Material to process:
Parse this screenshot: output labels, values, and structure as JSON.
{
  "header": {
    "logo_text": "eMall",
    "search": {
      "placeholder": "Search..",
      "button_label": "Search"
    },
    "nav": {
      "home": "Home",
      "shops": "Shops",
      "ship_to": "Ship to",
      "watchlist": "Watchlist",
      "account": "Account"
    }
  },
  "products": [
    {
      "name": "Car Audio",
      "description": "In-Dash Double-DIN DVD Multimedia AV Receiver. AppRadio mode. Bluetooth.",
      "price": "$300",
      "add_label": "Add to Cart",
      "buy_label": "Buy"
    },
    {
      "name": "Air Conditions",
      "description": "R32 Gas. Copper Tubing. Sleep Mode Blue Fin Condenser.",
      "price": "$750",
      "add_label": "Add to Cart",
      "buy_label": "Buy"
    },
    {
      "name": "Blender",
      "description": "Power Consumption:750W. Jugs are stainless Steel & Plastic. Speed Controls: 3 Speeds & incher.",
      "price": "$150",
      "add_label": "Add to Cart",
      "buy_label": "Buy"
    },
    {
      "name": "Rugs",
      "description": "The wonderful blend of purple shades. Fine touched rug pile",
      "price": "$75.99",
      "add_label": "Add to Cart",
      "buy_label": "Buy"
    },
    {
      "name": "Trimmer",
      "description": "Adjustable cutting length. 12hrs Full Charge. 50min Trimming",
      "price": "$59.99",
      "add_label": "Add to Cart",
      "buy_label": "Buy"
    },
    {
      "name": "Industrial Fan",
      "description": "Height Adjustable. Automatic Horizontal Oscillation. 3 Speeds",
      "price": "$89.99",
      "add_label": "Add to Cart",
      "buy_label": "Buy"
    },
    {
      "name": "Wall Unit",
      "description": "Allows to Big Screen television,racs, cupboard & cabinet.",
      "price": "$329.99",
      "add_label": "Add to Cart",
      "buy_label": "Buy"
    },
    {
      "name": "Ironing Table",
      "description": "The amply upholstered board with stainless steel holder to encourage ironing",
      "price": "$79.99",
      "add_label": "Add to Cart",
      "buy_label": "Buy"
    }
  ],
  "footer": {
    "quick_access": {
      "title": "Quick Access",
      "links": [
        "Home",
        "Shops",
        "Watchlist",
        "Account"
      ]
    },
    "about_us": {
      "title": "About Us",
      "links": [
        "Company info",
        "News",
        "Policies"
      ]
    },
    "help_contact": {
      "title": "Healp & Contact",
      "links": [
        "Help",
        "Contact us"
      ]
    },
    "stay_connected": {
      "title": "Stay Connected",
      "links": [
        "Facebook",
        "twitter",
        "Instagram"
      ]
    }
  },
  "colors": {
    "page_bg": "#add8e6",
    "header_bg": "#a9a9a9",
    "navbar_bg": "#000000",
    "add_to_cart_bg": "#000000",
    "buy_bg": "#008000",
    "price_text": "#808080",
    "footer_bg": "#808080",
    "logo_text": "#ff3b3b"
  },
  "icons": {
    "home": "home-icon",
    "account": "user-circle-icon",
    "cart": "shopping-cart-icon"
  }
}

Stated task: Return every line above that contains the word "Adjustable".

The solution:
      "description": "Adjustable cutting length. 12hrs Full Charge. 50min Trimming",
      "description": "Height Adjustable. Automatic Horizontal Oscillation. 3 Speeds",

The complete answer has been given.